# [OBJECTIVE]
Scan the data for "Kingman" and copy the lines it appears in.

Figure data in JSON
_____

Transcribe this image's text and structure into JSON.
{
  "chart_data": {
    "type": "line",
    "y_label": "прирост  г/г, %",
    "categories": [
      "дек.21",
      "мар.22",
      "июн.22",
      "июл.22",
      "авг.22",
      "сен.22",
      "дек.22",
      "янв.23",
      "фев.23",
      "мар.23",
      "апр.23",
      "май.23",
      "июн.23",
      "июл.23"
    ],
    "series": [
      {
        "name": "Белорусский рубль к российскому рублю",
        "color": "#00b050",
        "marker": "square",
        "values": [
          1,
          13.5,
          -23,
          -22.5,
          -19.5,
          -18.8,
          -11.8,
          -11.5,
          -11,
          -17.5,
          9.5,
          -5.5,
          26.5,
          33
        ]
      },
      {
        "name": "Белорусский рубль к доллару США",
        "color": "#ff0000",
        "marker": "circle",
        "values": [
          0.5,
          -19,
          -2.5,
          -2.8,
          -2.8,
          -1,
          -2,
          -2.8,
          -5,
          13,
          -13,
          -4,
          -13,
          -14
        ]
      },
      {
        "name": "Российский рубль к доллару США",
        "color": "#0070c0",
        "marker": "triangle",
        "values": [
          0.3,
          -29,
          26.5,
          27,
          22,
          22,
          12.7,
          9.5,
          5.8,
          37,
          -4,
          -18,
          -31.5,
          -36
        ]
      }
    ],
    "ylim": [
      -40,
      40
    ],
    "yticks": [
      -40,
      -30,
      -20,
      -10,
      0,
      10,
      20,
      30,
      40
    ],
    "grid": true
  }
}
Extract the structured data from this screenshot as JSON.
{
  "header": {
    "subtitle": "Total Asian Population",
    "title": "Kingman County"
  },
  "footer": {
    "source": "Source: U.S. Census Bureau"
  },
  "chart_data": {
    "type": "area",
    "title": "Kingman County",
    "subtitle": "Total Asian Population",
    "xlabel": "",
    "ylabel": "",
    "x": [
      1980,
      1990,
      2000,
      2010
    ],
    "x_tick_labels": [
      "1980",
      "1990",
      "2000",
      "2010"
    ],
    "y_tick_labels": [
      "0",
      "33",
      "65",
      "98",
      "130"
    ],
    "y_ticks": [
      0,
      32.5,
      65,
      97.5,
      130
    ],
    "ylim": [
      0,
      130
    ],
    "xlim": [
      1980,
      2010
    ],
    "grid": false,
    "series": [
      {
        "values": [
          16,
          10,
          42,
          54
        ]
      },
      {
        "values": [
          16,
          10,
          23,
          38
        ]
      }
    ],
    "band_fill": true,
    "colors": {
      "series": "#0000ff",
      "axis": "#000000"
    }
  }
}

_____

# [TASK RESPONSE]
    "title": "Kingman County"
    "title": "Kingman County",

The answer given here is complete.